* **Your goal**
Identify the lines that include the word "buntis", then copy all of them.

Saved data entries
----------

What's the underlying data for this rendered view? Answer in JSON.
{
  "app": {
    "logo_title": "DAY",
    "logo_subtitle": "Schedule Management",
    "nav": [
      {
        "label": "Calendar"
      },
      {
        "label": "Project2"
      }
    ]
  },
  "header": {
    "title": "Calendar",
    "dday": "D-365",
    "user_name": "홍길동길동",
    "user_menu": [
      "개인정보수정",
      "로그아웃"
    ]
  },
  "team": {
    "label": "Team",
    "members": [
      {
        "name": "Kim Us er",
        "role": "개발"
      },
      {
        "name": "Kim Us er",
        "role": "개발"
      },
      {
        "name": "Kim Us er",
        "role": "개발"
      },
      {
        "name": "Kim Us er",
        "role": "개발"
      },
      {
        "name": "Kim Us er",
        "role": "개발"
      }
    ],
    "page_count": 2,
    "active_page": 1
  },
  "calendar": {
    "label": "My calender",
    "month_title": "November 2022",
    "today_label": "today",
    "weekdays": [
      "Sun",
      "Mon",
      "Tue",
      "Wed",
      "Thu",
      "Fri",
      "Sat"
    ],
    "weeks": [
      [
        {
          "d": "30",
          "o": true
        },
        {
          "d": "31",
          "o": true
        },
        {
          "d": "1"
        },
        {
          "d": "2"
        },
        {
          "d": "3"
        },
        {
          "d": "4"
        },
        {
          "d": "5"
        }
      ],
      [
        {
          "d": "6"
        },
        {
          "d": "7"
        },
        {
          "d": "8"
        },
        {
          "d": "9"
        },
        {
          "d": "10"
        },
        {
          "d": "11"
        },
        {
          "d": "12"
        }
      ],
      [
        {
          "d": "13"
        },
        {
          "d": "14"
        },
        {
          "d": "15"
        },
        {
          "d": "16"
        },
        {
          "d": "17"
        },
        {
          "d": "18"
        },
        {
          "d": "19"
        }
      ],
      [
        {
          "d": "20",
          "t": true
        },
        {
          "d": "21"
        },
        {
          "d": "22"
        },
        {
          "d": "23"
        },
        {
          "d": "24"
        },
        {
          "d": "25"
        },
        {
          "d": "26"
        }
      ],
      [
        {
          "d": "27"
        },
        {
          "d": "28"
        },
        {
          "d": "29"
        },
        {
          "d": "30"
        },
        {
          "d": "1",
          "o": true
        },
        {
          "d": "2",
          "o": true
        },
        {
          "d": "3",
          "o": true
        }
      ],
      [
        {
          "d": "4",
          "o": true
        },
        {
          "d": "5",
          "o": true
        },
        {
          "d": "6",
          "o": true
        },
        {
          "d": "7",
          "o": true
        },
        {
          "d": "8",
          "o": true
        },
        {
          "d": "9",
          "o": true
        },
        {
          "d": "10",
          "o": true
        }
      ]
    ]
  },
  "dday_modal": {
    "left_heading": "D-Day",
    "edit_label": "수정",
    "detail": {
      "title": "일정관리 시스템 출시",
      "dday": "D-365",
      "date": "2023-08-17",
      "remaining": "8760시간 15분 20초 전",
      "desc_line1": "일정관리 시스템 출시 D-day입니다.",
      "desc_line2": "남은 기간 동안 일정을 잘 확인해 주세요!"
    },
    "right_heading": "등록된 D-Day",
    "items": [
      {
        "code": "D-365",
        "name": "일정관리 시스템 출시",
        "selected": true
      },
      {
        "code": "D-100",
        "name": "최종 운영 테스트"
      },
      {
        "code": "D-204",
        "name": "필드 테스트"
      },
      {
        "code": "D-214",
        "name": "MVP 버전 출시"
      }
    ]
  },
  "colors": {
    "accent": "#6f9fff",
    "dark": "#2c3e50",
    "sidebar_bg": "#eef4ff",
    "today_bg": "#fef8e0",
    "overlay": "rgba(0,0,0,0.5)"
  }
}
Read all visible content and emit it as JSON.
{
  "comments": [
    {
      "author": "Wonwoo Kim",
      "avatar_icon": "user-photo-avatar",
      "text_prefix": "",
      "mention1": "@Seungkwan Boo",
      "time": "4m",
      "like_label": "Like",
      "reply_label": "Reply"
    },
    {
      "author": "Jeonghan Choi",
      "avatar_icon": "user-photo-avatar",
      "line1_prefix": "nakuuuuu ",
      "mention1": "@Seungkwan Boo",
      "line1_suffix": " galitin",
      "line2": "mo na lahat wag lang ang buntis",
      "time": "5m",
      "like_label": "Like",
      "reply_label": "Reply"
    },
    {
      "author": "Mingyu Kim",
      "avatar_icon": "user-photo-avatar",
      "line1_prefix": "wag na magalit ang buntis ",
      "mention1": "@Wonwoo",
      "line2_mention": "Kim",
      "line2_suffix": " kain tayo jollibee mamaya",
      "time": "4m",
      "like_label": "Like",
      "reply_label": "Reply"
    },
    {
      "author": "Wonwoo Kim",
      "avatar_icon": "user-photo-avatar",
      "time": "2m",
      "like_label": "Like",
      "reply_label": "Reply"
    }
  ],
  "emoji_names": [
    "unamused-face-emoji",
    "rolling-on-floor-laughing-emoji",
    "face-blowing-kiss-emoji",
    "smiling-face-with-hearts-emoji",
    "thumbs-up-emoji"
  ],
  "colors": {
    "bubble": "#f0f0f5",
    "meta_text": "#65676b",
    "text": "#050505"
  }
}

----------

* **Reply to the task**
      "line2": "mo na lahat wag lang ang buntis",
      "line1_prefix": "wag na magalit ang buntis ",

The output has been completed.